→ REQUIRED TASK
Write out each line exactly as it stands, please.

[Data entries]
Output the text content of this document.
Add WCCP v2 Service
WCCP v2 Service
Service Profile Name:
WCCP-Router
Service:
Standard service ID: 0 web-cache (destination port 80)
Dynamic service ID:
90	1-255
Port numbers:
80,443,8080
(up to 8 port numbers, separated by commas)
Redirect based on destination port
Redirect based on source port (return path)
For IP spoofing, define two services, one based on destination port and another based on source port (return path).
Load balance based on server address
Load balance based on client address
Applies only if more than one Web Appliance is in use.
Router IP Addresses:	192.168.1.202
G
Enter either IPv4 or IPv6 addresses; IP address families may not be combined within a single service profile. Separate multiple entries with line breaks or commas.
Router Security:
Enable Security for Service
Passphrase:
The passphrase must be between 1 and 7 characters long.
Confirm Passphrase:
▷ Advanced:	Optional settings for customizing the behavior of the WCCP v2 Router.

→ RESPONSE TO THIS TASK
Output the text content of this document.
Add WCCP v2 Service
WCCP v2 Service
Service Profile Name:
WCCP-Router
Service:
Standard service ID: 0 web-cache (destination port 80)
Dynamic service ID:
90	1-255
Port numbers:
80,443,8080
(up to 8 port numbers, separated by commas)
Redirect based on destination port
Redirect based on source port (return path)
For IP spoofing, define two services, one based on destination port and another based on source port (return path).
Load balance based on server address
Load balance based on client address
Applies only if more than one Web Appliance is in use.
Router IP Addresses:	192.168.1.202
G
Enter either IPv4 or IPv6 addresses; IP address families may not be combined within a single service profile. Separate multiple entries with line breaks or commas.
Router Security:
Enable Security for Service
Passphrase:
The passphrase must be between 1 and 7 characters long.
Confirm Passphrase:
▷ Advanced:	Optional settings for customizing the behavior of the WCCP v2 Router.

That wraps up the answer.